BEGIN Material to process

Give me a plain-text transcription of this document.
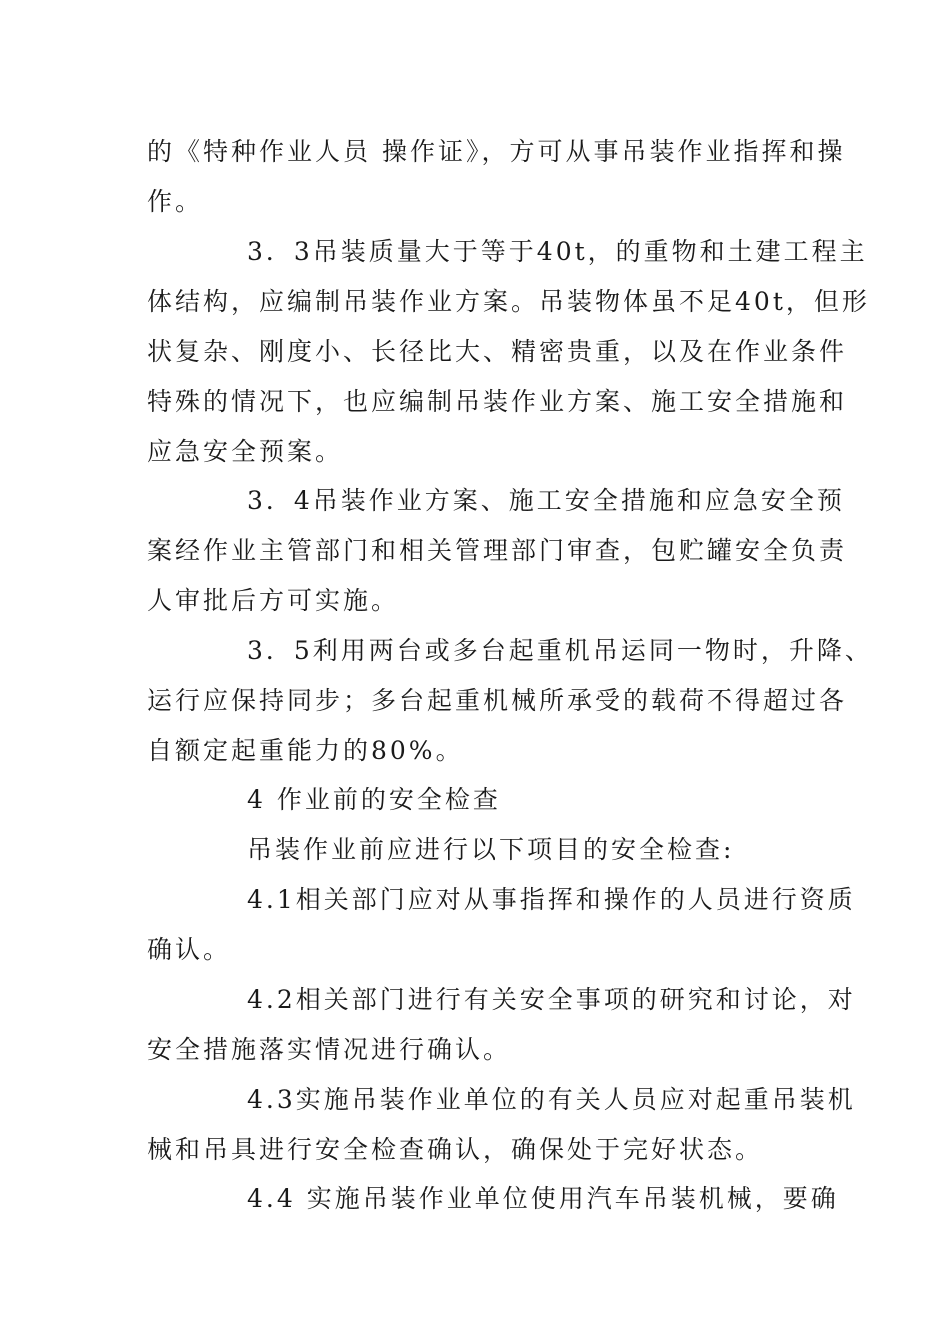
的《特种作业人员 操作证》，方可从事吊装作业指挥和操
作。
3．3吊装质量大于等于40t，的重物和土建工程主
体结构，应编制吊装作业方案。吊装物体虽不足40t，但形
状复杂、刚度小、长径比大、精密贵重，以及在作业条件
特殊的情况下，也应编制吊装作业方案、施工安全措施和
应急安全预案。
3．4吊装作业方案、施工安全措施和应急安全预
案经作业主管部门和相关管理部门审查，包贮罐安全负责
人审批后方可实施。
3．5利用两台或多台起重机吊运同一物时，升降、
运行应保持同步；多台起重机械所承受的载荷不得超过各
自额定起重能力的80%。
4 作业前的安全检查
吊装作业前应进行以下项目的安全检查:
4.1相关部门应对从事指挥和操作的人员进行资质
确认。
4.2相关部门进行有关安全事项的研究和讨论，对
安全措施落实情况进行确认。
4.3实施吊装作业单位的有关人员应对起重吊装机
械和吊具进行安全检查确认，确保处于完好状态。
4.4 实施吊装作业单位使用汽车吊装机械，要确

END Material to process
BEGIN Material to process

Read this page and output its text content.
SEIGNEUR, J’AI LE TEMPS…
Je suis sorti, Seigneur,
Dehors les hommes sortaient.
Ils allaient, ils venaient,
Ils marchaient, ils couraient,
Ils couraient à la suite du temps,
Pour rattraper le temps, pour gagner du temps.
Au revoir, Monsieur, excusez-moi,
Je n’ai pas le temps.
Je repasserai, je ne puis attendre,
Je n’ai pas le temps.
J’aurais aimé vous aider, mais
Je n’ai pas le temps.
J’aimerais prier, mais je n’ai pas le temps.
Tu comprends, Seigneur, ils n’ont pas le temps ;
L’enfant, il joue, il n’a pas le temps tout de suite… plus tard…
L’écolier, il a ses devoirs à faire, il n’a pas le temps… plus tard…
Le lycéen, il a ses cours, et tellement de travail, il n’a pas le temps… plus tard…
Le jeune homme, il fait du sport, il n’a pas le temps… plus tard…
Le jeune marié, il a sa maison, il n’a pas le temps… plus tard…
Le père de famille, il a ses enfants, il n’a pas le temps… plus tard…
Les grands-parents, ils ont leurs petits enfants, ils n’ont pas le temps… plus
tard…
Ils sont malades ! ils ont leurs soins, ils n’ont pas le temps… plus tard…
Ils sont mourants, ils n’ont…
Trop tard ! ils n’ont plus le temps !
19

END Material to process

### Task prompt
List every line above that contains the word "jeune".

### Result
Le jeune homme, il fait du sport, il n’a pas le temps… plus tard…
Le jeune marié, il a sa maison, il n’a pas le temps… plus tard…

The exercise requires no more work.